### EXERCISE OBJECTIVE
Please reply with one number only: how many lines in the entries below contain the string "based".

▬▬▬▬▬▬▬▬▬▬

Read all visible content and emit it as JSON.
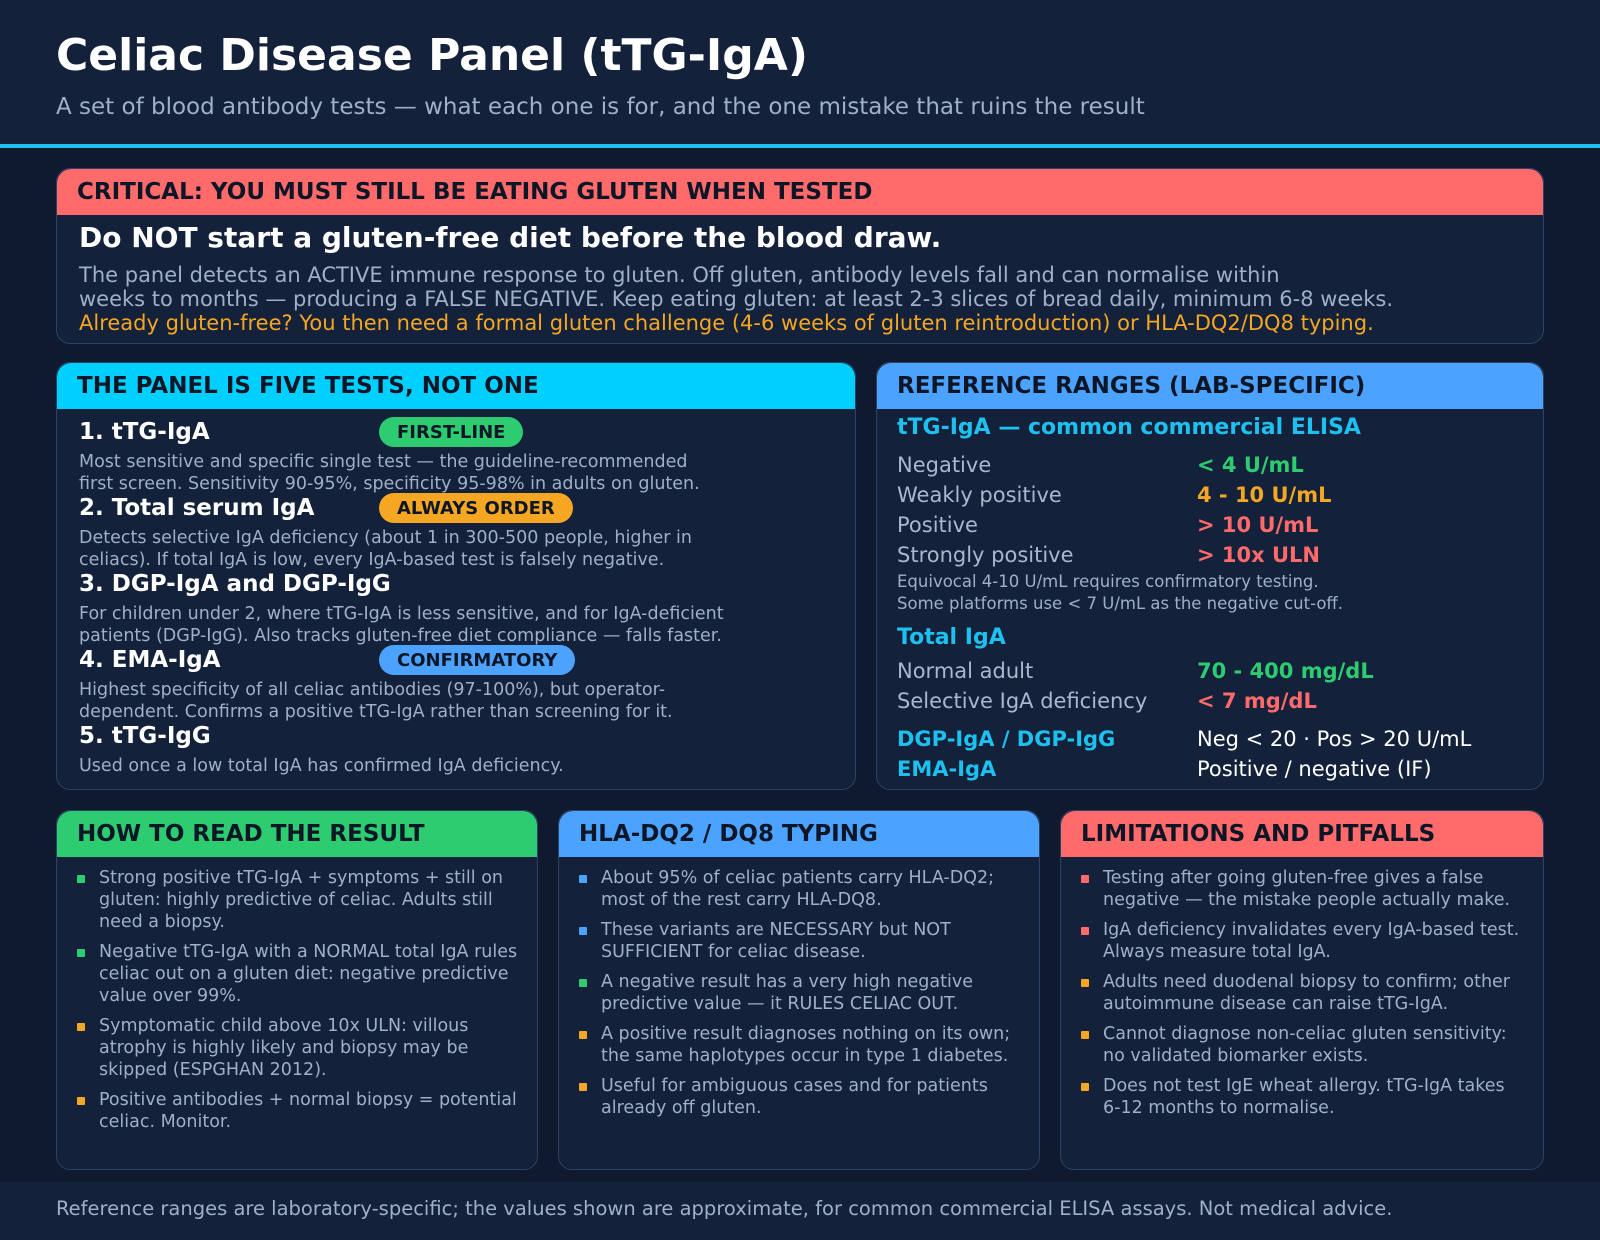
{
  "header": {
    "title": "Celiac Disease Panel (tTG-IgA)",
    "subtitle": "A set of blood antibody tests — what each one is for, and the one mistake that ruins the result"
  },
  "critical": {
    "heading": "CRITICAL: YOU MUST STILL BE EATING GLUTEN WHEN TESTED",
    "lead": "Do NOT start a gluten-free diet before the blood draw.",
    "line1": "The panel detects an ACTIVE immune response to gluten. Off gluten, antibody levels fall and can normalise within",
    "line2": "weeks to months — producing a FALSE NEGATIVE. Keep eating gluten: at least 2-3 slices of bread daily, minimum 6-8 weeks.",
    "line3": "Already gluten-free? You then need a formal gluten challenge (4-6 weeks of gluten reintroduction) or HLA-DQ2/DQ8 typing."
  },
  "tests": {
    "heading": "THE PANEL IS FIVE TESTS, NOT ONE",
    "items": [
      {
        "title": "1. tTG-IgA",
        "badge": "FIRST-LINE",
        "badge_color": "#2ecc71",
        "desc1": "Most sensitive and specific single test — the guideline-recommended",
        "desc2": "first screen. Sensitivity 90-95%, specificity 95-98% in adults on gluten."
      },
      {
        "title": "2. Total serum IgA",
        "badge": "ALWAYS ORDER",
        "badge_color": "#f5a623",
        "desc1": "Detects selective IgA deficiency (about 1 in 300-500 people, higher in",
        "desc2": "celiacs). If total IgA is low, every IgA-based test is falsely negative."
      },
      {
        "title": "3. DGP-IgA and DGP-IgG",
        "badge": "",
        "badge_color": "",
        "desc1": "For children under 2, where tTG-IgA is less sensitive, and for IgA-deficient",
        "desc2": "patients (DGP-IgG). Also tracks gluten-free diet compliance — falls faster."
      },
      {
        "title": "4. EMA-IgA",
        "badge": "CONFIRMATORY",
        "badge_color": "#4ca3ff",
        "desc1": "Highest specificity of all celiac antibodies (97-100%), but operator-",
        "desc2": "dependent. Confirms a positive tTG-IgA rather than screening for it."
      },
      {
        "title": "5. tTG-IgG",
        "badge": "",
        "badge_color": "",
        "desc1": "Used once a low total IgA has confirmed IgA deficiency.",
        "desc2": ""
      }
    ]
  },
  "ranges": {
    "heading": "REFERENCE RANGES (LAB-SPECIFIC)",
    "ttg_title": "tTG-IgA — common commercial ELISA",
    "ttg_rows": [
      {
        "label": "Negative",
        "value": "< 4 U/mL",
        "color": "#2ecc71"
      },
      {
        "label": "Weakly positive",
        "value": "4 - 10 U/mL",
        "color": "#f5a623"
      },
      {
        "label": "Positive",
        "value": "> 10 U/mL",
        "color": "#ff6b6b"
      },
      {
        "label": "Strongly positive",
        "value": "> 10x ULN",
        "color": "#ff6b6b"
      }
    ],
    "note1": "Equivocal 4-10 U/mL requires confirmatory testing.",
    "note2": "Some platforms use < 7 U/mL as the negative cut-off.",
    "iga_title": "Total IgA",
    "iga_rows": [
      {
        "label": "Normal adult",
        "value": "70 - 400 mg/dL",
        "color": "#2ecc71"
      },
      {
        "label": "Selective IgA deficiency",
        "value": "< 7 mg/dL",
        "color": "#ff6b6b"
      }
    ],
    "dgp_label": "DGP-IgA / DGP-IgG",
    "dgp_value": "Neg < 20 · Pos > 20 U/mL",
    "ema_label": "EMA-IgA",
    "ema_value": "Positive / negative (IF)"
  },
  "read": {
    "heading": "HOW TO READ THE RESULT",
    "items": [
      {
        "text": "Strong positive tTG-IgA + symptoms + still on gluten: highly predictive of celiac. Adults still need a biopsy.",
        "color": "#2ecc71"
      },
      {
        "text": "Negative tTG-IgA with a NORMAL total IgA rules celiac out on a gluten diet: negative predictive value over 99%.",
        "color": "#2ecc71"
      },
      {
        "text": "Symptomatic child above 10x ULN: villous atrophy is highly likely and biopsy may be skipped (ESPGHAN 2012).",
        "color": "#f5a623"
      },
      {
        "text": "Positive antibodies + normal biopsy = potential celiac. Monitor.",
        "color": "#f5a623"
      }
    ]
  },
  "hla": {
    "heading": "HLA-DQ2 / DQ8 TYPING",
    "items": [
      {
        "text": "About 95% of celiac patients carry HLA-DQ2; most of the rest carry HLA-DQ8.",
        "color": "#4ca3ff"
      },
      {
        "text": "These variants are NECESSARY but NOT SUFFICIENT for celiac disease.",
        "color": "#4ca3ff"
      },
      {
        "text": "A negative result has a very high negative predictive value — it RULES CELIAC OUT.",
        "color": "#2ecc71"
      },
      {
        "text": "A positive result diagnoses nothing on its own; the same haplotypes occur in type 1 diabetes.",
        "color": "#f5a623"
      },
      {
        "text": "Useful for ambiguous cases and for patients already off gluten.",
        "color": "#f5a623"
      }
    ]
  },
  "limits": {
    "heading": "LIMITATIONS AND PITFALLS",
    "items": [
      {
        "text": "Testing after going gluten-free gives a false negative — the mistake people actually make.",
        "color": "#ff6b6b"
      },
      {
        "text": "IgA deficiency invalidates every IgA-based test. Always measure total IgA.",
        "color": "#ff6b6b"
      },
      {
        "text": "Adults need duodenal biopsy to confirm; other autoimmune disease can raise tTG-IgA.",
        "color": "#f5a623"
      },
      {
        "text": "Cannot diagnose non-celiac gluten sensitivity: no validated biomarker exists.",
        "color": "#f5a623"
      },
      {
        "text": "Does not test IgE wheat allergy. tTG-IgA takes 6-12 months to normalise.",
        "color": "#f5a623"
      }
    ]
  },
  "footer": {
    "text": "Reference ranges are laboratory-specific; the values shown are approximate, for common commercial ELISA assays. Not medical advice."
  }
}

▬▬▬▬▬▬▬▬▬▬

### ANSWER SPACE
2